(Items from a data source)
__________________________________________________

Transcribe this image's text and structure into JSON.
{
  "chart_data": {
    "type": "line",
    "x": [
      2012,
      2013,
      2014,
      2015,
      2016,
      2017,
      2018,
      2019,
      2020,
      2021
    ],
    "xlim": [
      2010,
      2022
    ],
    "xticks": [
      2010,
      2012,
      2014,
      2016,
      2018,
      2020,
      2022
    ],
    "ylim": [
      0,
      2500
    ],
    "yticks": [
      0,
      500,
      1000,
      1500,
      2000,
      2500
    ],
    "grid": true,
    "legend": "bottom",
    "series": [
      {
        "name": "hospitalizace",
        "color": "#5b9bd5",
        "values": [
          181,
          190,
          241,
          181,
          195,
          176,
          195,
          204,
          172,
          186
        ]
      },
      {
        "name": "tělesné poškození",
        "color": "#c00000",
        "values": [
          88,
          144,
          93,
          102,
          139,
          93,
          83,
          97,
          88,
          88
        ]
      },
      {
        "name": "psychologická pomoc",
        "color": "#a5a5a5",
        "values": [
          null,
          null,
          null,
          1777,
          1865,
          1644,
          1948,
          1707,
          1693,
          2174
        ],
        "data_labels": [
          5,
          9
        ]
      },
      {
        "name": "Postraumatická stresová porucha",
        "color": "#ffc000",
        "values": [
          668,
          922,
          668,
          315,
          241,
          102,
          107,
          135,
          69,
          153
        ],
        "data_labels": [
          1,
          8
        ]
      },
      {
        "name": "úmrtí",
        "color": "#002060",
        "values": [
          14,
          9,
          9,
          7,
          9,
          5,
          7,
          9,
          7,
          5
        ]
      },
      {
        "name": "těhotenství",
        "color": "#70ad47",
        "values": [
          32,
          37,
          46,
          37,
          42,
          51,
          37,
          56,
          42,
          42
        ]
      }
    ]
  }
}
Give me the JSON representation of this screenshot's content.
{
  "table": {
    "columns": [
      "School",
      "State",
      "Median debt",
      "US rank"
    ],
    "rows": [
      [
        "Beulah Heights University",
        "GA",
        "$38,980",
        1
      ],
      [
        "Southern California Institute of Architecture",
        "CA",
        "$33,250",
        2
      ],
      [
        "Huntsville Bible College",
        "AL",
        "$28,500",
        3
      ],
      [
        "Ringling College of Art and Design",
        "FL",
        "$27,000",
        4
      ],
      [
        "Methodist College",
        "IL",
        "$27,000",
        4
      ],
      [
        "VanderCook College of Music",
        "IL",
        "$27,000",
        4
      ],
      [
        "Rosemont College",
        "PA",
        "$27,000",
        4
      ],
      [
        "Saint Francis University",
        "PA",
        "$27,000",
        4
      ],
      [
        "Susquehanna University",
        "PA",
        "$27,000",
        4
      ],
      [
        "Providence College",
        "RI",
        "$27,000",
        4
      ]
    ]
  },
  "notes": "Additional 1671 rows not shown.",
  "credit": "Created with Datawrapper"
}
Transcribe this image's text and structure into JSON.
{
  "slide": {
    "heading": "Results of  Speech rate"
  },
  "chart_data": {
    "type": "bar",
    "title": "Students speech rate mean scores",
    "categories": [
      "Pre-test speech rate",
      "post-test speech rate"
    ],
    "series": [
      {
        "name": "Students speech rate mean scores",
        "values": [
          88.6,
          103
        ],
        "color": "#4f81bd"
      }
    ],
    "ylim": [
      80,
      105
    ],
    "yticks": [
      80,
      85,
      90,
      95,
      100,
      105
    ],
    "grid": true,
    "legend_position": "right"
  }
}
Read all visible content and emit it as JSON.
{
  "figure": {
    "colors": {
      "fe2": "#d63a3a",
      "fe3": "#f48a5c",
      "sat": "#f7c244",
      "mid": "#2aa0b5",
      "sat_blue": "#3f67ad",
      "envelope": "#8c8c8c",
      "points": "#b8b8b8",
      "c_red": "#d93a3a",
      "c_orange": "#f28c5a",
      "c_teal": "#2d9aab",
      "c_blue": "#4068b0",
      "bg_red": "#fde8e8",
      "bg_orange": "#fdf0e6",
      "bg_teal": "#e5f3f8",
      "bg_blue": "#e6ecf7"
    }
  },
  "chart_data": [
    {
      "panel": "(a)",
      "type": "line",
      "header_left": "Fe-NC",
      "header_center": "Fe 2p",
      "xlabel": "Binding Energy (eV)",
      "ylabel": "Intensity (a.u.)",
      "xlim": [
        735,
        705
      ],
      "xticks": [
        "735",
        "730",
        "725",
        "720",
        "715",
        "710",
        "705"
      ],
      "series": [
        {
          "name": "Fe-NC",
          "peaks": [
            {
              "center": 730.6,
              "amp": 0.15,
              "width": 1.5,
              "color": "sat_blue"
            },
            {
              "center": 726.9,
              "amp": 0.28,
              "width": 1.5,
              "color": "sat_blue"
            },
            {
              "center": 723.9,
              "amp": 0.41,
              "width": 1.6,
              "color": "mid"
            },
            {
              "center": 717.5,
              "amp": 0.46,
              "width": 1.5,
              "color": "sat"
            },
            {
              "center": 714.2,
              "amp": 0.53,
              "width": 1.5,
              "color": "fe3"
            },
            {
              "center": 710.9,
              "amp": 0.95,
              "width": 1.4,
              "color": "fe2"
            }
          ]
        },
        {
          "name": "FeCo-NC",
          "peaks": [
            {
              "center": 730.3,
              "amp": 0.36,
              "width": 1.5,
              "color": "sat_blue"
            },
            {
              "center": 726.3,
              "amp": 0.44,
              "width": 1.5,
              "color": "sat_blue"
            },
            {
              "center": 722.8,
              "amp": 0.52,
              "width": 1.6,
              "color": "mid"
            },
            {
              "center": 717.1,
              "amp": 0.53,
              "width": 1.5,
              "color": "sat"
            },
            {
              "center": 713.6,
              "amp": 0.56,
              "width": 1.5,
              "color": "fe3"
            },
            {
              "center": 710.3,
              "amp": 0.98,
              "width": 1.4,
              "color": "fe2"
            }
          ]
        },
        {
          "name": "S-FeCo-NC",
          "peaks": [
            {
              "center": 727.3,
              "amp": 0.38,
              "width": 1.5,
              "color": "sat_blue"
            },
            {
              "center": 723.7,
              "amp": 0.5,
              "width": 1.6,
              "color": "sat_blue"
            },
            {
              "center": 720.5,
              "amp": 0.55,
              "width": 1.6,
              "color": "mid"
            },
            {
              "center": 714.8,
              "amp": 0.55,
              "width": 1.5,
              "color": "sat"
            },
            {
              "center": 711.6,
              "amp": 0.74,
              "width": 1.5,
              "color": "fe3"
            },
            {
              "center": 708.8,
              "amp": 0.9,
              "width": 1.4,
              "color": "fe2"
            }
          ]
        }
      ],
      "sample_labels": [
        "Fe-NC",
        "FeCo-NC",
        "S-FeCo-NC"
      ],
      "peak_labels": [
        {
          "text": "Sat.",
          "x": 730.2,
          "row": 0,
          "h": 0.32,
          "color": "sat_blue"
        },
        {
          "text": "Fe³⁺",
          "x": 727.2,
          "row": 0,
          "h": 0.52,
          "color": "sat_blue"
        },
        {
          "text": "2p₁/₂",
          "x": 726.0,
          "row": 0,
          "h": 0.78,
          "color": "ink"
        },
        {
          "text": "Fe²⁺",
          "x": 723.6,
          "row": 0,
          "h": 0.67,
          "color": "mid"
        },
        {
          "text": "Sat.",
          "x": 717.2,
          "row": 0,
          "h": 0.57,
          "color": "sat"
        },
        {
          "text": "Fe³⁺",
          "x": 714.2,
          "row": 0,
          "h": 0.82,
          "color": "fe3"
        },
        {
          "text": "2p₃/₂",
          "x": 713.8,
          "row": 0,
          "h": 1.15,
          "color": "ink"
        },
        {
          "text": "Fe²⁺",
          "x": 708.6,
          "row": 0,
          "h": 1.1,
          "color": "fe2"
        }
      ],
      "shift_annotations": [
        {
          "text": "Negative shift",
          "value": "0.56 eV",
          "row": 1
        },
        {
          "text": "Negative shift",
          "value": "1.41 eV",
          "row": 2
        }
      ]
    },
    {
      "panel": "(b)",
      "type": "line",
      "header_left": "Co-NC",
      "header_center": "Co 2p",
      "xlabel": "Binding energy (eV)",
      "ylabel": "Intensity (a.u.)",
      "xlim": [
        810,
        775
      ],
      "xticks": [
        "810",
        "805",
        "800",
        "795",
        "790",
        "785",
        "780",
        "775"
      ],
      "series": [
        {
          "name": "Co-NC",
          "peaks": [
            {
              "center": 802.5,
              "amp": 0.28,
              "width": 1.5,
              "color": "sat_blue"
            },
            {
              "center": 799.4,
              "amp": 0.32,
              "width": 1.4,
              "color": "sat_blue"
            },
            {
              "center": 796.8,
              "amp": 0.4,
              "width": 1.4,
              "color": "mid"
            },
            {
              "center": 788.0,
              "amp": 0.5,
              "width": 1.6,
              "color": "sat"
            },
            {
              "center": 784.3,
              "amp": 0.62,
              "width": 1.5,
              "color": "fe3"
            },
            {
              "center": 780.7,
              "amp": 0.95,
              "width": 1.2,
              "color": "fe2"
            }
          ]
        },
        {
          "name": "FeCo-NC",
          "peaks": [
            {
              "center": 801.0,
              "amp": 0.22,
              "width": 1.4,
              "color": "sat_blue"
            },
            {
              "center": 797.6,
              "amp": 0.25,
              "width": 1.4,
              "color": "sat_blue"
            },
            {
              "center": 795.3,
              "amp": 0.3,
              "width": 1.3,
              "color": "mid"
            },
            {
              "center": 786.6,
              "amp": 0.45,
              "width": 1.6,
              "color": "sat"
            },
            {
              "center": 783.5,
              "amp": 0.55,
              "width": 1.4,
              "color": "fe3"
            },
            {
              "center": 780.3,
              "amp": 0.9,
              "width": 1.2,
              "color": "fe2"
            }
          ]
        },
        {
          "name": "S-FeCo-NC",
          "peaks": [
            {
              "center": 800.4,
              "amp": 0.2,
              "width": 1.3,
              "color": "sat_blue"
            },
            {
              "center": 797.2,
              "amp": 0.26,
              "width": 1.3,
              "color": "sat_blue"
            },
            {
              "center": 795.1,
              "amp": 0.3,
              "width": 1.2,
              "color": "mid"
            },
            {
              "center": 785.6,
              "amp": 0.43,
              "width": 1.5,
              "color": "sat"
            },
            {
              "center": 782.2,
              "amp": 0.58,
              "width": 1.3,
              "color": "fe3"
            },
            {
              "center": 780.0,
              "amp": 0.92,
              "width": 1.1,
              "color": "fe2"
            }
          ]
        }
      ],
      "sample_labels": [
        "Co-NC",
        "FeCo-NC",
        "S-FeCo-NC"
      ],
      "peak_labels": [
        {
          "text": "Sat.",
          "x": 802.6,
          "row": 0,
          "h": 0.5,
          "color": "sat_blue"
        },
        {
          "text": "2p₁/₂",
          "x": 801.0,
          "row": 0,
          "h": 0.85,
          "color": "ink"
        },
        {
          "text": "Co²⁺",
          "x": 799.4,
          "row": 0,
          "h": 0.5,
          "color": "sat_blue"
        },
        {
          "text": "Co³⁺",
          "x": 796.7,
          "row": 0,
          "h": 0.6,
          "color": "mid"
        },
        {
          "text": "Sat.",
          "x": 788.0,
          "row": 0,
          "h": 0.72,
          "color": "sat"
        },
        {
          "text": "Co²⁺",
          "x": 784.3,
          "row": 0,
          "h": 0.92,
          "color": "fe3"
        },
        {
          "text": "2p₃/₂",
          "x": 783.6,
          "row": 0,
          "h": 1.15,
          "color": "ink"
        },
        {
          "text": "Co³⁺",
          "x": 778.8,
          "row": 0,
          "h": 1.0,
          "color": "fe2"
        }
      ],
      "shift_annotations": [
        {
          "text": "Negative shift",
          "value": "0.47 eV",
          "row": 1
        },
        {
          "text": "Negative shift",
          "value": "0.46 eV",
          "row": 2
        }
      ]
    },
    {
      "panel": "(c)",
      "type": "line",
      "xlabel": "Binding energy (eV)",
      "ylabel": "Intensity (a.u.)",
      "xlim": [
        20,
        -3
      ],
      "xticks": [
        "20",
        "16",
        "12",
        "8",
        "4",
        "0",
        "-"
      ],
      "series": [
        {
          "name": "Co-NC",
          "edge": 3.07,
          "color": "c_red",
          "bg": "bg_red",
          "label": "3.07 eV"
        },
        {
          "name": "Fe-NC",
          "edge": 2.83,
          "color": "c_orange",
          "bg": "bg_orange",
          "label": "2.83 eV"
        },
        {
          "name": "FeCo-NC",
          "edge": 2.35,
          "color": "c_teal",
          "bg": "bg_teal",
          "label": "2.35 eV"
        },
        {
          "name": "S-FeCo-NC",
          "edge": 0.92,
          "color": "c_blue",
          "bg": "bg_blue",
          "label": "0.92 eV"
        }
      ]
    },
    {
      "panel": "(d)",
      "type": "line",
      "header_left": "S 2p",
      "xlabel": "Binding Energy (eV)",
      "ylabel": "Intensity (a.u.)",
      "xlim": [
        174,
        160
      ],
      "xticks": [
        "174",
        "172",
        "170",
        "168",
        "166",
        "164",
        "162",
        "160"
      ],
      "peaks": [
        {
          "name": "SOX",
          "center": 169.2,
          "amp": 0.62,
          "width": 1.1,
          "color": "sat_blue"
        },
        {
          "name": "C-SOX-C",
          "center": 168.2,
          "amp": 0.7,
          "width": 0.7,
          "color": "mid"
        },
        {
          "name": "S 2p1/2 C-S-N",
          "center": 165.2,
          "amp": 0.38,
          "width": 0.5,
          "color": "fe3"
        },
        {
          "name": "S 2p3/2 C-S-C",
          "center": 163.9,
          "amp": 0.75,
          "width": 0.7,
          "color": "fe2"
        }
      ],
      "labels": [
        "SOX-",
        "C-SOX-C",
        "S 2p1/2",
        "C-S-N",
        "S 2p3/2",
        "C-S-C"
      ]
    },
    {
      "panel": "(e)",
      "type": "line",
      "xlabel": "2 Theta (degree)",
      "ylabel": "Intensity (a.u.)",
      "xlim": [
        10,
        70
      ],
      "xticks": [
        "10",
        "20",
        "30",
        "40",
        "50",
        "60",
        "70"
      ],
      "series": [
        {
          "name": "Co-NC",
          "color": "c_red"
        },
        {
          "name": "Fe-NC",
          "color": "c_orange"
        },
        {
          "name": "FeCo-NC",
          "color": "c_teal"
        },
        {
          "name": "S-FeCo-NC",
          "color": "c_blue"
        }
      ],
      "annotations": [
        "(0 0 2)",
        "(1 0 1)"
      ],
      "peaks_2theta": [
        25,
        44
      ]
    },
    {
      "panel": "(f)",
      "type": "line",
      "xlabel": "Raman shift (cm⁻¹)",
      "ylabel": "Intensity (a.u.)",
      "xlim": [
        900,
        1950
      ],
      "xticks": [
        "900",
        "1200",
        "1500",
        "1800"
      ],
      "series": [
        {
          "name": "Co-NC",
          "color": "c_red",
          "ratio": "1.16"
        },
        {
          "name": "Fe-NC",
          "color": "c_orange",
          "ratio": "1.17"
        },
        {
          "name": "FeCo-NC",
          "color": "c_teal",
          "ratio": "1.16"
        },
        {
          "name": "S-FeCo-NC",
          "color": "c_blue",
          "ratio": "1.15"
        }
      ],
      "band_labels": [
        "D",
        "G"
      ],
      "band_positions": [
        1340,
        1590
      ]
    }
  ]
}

__________________________________________________

- **Exercise**: Take each line of the material that contains the word "rows" and list it.

- **Solution to the problem**:
    "rows": [
  "notes": "Additional 1671 rows not shown.",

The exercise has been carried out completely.